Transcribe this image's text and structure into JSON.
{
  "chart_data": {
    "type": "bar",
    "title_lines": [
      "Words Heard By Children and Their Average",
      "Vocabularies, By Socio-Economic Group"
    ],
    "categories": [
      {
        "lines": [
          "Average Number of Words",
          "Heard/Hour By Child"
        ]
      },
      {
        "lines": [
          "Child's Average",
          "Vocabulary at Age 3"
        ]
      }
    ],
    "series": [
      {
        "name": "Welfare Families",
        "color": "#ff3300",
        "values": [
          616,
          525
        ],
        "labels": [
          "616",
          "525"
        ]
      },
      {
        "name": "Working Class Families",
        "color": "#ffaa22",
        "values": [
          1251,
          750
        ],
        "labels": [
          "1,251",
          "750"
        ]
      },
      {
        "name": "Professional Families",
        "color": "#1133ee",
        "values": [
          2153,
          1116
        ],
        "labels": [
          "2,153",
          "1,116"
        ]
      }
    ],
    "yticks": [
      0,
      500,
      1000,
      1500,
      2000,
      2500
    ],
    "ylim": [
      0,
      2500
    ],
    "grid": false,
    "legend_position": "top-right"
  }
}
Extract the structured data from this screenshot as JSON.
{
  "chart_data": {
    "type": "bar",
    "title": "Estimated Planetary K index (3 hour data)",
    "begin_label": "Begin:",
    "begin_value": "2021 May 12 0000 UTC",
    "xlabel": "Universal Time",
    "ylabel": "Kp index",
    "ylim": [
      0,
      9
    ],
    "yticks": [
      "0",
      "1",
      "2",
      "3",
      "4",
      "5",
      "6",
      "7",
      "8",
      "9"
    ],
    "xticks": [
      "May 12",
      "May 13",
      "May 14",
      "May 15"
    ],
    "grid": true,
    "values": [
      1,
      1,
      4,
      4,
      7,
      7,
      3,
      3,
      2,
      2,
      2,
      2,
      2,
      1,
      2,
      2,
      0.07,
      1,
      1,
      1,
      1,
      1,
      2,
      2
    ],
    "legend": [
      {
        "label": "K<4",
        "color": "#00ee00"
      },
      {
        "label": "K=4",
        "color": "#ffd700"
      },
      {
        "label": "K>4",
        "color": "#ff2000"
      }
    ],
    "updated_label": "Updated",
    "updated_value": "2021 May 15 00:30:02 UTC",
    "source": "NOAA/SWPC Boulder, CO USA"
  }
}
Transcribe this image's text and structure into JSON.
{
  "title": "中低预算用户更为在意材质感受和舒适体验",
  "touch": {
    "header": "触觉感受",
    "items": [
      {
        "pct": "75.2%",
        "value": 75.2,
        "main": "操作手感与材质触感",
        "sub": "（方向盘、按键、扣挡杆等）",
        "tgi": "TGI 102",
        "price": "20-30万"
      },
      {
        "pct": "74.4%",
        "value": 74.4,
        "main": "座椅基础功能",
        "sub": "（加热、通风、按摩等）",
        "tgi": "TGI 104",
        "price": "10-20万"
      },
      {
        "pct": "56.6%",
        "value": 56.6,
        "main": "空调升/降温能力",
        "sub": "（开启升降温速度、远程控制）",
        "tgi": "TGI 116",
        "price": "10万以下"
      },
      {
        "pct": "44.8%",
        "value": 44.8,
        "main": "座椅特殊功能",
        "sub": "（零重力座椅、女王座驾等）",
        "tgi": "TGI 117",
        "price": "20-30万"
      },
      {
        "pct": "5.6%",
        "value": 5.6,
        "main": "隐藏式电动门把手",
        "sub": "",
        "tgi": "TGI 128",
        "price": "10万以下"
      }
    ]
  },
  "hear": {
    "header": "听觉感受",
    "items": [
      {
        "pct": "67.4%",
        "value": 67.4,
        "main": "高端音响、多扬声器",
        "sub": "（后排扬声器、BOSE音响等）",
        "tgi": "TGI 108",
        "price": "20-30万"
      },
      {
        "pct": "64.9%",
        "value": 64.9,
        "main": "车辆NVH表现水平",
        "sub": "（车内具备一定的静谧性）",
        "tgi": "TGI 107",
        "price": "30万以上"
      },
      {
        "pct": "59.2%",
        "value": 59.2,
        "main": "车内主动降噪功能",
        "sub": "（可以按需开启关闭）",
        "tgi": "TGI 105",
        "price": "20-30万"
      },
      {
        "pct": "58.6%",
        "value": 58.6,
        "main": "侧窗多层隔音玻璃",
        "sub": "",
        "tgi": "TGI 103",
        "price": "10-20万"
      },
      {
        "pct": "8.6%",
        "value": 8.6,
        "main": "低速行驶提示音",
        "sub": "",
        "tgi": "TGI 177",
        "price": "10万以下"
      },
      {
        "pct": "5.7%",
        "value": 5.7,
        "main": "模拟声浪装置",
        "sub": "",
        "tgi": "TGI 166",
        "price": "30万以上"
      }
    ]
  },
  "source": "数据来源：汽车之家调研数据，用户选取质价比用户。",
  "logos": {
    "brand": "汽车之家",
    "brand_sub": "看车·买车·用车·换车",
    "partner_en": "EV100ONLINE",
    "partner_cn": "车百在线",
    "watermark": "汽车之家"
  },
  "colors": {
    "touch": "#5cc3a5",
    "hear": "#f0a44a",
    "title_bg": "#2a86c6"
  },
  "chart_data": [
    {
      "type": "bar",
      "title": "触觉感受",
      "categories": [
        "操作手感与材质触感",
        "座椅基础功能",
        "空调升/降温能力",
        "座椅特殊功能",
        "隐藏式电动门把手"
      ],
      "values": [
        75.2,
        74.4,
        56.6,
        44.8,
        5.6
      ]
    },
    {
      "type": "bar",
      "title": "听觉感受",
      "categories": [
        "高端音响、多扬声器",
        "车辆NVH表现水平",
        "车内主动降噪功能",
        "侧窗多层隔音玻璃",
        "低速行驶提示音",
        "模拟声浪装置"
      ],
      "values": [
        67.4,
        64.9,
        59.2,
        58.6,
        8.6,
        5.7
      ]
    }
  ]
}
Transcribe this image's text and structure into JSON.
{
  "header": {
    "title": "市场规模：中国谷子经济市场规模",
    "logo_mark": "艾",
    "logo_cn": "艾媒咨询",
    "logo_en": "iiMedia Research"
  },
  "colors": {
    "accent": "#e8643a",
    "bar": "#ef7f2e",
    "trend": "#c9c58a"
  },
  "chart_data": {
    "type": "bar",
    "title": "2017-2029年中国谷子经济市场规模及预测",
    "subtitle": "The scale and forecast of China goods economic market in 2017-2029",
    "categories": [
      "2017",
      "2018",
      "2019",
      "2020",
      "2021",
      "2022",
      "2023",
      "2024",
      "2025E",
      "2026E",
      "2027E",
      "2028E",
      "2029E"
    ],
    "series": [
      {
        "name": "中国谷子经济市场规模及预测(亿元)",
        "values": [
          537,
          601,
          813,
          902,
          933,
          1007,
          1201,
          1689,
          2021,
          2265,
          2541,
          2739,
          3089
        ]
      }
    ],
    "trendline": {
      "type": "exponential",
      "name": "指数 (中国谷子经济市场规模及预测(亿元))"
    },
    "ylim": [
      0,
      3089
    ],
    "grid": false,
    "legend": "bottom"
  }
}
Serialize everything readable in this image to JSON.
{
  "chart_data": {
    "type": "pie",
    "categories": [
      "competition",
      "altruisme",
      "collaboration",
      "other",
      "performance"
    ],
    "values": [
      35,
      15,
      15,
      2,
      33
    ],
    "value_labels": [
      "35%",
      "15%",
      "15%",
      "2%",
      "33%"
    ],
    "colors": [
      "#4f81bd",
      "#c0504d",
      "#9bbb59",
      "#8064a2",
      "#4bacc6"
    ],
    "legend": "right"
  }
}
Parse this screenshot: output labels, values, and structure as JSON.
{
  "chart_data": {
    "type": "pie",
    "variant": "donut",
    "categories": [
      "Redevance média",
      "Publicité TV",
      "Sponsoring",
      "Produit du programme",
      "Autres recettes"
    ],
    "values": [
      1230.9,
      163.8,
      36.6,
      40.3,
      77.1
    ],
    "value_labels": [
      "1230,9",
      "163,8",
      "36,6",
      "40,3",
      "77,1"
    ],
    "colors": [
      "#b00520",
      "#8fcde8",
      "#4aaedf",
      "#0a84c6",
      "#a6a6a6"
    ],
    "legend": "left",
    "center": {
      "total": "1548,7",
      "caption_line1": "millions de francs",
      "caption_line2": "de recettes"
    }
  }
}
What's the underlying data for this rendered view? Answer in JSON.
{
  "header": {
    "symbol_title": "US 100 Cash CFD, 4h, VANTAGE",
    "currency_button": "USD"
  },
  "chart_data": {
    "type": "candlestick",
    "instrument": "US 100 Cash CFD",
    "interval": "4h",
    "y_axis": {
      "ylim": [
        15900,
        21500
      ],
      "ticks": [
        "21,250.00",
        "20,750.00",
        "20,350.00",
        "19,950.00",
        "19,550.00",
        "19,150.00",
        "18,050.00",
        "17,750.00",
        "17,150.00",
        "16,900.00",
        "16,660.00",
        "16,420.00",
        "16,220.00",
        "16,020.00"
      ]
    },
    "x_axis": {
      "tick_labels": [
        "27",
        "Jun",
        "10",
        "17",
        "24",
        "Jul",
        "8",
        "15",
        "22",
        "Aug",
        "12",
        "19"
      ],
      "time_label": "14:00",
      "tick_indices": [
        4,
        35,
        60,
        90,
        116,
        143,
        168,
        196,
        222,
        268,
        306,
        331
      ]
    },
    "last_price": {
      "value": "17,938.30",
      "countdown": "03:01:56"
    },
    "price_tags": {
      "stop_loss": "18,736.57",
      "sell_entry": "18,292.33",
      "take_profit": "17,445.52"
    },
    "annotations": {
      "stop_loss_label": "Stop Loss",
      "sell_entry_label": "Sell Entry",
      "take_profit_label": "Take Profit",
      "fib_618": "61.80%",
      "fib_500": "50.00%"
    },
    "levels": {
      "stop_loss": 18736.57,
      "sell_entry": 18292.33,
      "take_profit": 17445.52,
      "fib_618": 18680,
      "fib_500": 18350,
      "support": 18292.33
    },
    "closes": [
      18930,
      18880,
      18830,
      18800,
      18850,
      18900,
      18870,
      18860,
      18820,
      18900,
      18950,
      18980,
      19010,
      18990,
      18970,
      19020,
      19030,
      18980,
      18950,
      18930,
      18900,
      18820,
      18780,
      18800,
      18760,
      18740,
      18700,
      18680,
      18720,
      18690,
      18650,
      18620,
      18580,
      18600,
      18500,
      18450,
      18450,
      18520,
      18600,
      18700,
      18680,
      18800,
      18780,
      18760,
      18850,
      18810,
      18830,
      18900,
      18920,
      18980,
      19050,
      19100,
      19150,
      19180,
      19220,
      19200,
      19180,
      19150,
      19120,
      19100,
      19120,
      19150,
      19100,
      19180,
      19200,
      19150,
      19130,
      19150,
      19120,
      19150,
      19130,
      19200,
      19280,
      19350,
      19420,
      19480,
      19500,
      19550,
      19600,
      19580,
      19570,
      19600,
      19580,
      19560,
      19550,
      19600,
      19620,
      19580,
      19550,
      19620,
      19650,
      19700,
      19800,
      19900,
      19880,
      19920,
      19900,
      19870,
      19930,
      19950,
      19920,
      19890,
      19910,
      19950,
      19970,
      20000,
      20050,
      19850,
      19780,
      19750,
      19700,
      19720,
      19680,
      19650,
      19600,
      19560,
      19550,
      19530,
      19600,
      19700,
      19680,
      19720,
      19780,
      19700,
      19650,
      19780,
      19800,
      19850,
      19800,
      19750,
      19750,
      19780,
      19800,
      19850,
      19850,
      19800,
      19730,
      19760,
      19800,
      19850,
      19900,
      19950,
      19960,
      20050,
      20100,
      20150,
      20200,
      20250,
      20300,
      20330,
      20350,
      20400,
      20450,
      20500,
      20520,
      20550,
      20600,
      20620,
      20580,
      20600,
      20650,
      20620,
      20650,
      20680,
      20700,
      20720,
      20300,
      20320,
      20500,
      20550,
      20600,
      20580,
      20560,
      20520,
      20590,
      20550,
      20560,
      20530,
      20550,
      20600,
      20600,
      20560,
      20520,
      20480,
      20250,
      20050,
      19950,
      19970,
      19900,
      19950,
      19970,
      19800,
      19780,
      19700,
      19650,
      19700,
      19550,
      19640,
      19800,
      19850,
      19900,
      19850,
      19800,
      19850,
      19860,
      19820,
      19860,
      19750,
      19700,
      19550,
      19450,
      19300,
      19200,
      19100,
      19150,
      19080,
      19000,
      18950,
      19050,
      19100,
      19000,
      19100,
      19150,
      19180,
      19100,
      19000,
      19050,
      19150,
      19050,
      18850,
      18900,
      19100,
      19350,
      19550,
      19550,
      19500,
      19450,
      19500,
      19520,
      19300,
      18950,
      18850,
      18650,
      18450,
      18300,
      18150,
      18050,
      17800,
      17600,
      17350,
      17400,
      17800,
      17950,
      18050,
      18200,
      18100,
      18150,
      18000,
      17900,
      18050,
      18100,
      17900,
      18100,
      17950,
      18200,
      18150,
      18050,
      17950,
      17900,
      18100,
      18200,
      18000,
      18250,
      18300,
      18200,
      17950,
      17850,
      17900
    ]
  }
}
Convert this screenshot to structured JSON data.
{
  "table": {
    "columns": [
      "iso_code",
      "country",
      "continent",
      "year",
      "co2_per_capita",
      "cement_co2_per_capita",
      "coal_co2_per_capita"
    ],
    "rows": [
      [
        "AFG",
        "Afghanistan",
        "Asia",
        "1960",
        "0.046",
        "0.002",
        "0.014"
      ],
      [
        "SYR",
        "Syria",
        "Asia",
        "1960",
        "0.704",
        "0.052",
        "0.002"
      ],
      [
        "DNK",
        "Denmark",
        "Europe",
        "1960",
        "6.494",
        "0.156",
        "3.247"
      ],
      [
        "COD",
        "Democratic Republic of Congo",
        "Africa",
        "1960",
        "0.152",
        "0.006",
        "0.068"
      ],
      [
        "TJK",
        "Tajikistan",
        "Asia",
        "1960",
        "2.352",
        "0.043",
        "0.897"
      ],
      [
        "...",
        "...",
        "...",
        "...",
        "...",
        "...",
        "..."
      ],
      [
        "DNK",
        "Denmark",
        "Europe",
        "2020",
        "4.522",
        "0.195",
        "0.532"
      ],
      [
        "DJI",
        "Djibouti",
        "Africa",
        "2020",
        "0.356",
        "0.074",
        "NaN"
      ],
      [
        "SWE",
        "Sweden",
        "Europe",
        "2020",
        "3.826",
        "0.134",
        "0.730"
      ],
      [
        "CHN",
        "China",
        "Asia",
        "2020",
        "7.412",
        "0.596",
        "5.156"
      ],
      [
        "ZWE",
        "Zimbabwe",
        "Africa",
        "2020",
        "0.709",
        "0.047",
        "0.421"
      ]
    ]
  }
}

◆ ◆ ◆ ◆ ◆

§ **Written task**: Only the number is wanted: how many lines in the data include the word "index"?

§ **The solution**: 2